(Data records)
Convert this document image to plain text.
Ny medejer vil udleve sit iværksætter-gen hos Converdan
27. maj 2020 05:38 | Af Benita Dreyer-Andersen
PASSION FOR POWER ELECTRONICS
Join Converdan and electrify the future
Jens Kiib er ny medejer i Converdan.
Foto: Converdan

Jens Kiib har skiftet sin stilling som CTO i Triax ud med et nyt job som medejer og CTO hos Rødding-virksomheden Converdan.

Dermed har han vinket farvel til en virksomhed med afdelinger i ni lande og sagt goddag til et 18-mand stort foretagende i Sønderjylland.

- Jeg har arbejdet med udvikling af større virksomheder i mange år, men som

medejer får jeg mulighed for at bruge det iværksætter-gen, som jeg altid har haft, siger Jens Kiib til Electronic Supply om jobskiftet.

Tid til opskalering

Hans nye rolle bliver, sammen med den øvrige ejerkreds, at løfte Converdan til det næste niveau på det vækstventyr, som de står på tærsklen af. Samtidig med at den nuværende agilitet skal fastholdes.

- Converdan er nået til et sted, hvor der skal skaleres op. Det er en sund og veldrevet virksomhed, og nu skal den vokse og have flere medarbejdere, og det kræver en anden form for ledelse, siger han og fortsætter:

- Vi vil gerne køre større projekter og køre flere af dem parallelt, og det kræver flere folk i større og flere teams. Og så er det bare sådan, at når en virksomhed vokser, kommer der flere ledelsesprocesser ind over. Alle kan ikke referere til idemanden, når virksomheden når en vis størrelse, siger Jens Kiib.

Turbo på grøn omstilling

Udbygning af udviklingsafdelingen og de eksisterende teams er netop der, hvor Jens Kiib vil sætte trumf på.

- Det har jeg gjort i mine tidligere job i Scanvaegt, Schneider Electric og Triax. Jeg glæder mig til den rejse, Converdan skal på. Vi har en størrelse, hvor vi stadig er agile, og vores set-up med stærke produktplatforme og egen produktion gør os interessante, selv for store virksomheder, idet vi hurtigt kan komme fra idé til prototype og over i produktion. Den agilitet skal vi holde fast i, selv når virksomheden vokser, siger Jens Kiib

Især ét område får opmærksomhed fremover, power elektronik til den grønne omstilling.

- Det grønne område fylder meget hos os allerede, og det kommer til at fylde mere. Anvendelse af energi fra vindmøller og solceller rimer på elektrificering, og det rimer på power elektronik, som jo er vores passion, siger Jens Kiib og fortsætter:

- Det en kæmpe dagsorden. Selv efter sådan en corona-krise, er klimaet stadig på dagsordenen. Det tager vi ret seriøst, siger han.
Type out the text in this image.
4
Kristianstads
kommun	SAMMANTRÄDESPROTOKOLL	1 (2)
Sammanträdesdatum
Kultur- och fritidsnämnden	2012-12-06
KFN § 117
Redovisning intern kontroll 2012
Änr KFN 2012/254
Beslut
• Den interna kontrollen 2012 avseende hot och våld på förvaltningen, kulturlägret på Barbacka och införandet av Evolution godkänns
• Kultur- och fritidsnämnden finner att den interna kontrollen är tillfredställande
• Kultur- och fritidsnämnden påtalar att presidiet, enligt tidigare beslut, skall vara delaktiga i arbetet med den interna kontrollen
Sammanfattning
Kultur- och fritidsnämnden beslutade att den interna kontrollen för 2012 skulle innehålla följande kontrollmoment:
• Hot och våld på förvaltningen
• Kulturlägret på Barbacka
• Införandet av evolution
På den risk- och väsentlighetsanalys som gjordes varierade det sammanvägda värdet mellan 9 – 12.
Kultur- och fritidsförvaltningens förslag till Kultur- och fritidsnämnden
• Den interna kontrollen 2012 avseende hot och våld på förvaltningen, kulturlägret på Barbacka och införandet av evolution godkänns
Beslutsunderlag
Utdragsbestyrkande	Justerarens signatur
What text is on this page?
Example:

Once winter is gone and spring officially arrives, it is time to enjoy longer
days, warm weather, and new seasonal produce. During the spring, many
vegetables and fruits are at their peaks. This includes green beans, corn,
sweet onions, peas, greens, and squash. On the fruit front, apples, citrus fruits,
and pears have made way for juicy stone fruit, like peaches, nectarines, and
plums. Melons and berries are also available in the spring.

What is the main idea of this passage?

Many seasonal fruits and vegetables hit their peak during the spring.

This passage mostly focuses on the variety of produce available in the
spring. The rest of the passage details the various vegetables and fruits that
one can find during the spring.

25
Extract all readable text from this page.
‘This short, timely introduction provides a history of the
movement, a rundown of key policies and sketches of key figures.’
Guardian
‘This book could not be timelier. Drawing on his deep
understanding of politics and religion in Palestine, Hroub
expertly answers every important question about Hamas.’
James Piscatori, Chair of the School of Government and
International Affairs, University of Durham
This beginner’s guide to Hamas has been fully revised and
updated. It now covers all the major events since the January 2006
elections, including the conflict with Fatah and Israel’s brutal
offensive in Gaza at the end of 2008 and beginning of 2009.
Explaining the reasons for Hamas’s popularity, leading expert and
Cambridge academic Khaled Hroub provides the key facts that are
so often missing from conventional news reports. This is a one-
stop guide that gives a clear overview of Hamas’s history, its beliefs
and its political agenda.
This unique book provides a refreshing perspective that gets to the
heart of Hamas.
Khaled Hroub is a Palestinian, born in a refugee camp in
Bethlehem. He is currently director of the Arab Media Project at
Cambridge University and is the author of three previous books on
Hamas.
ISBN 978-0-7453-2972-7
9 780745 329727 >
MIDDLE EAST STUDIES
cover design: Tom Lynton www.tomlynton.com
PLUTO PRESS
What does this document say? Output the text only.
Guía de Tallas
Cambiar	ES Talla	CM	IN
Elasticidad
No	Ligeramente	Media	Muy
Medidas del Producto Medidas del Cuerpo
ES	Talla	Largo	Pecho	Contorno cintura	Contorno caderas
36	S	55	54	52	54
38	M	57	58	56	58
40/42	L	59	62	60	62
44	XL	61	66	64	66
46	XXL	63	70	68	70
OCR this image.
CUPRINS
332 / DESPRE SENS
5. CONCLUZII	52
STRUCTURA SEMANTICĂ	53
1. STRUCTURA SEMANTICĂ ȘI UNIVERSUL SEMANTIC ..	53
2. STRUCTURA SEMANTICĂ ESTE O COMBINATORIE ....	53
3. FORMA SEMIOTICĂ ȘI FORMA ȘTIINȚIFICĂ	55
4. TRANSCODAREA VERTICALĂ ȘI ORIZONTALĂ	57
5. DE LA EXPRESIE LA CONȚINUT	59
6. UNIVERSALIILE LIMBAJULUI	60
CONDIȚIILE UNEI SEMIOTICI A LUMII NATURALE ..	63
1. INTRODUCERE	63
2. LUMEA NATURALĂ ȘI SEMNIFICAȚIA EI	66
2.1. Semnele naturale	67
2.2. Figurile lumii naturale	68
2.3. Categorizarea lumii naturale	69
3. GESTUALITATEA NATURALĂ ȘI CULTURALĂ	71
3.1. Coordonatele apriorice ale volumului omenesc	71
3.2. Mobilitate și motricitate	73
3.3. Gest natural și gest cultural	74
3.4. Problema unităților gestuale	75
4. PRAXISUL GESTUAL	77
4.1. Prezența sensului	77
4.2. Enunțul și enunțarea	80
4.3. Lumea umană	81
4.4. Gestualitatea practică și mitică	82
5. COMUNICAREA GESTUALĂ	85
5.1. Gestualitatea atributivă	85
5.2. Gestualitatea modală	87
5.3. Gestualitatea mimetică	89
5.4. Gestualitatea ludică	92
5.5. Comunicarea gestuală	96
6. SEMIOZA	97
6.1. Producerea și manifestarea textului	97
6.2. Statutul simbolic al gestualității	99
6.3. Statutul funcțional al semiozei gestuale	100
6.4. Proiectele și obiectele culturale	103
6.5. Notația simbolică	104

YOUR TASK
Extract every line from the one containing "What does this" through the last line of the data, inclusive, exactly as written.

OUTPUT FOR THIS EXERCISE
What does this document say? Output the text only.
Guía de Tallas
Cambiar	ES Talla	CM	IN
Elasticidad
No	Ligeramente	Media	Muy
Medidas del Producto Medidas del Cuerpo
ES	Talla	Largo	Pecho	Contorno cintura	Contorno caderas
36	S	55	54	52	54
38	M	57	58	56	58
40/42	L	59	62	60	62
44	XL	61	66	64	66
46	XXL	63	70	68	70
OCR this image.
CUPRINS
332 / DESPRE SENS
5. CONCLUZII	52
STRUCTURA SEMANTICĂ	53
1. STRUCTURA SEMANTICĂ ȘI UNIVERSUL SEMANTIC ..	53
2. STRUCTURA SEMANTICĂ ESTE O COMBINATORIE ....	53
3. FORMA SEMIOTICĂ ȘI FORMA ȘTIINȚIFICĂ	55
4. TRANSCODAREA VERTICALĂ ȘI ORIZONTALĂ	57
5. DE LA EXPRESIE LA CONȚINUT	59
6. UNIVERSALIILE LIMBAJULUI	60
CONDIȚIILE UNEI SEMIOTICI A LUMII NATURALE ..	63
1. INTRODUCERE	63
2. LUMEA NATURALĂ ȘI SEMNIFICAȚIA EI	66
2.1. Semnele naturale	67
2.2. Figurile lumii naturale	68
2.3. Categorizarea lumii naturale	69
3. GESTUALITATEA NATURALĂ ȘI CULTURALĂ	71
3.1. Coordonatele apriorice ale volumului omenesc	71
3.2. Mobilitate și motricitate	73
3.3. Gest natural și gest cultural	74
3.4. Problema unităților gestuale	75
4. PRAXISUL GESTUAL	77
4.1. Prezența sensului	77
4.2. Enunțul și enunțarea	80
4.3. Lumea umană	81
4.4. Gestualitatea practică și mitică	82
5. COMUNICAREA GESTUALĂ	85
5.1. Gestualitatea atributivă	85
5.2. Gestualitatea modală	87
5.3. Gestualitatea mimetică	89
5.4. Gestualitatea ludică	92
5.5. Comunicarea gestuală	96
6. SEMIOZA	97
6.1. Producerea și manifestarea textului	97
6.2. Statutul simbolic al gestualității	99
6.3. Statutul funcțional al semiozei gestuale	100
6.4. Proiectele și obiectele culturale	103
6.5. Notația simbolică	104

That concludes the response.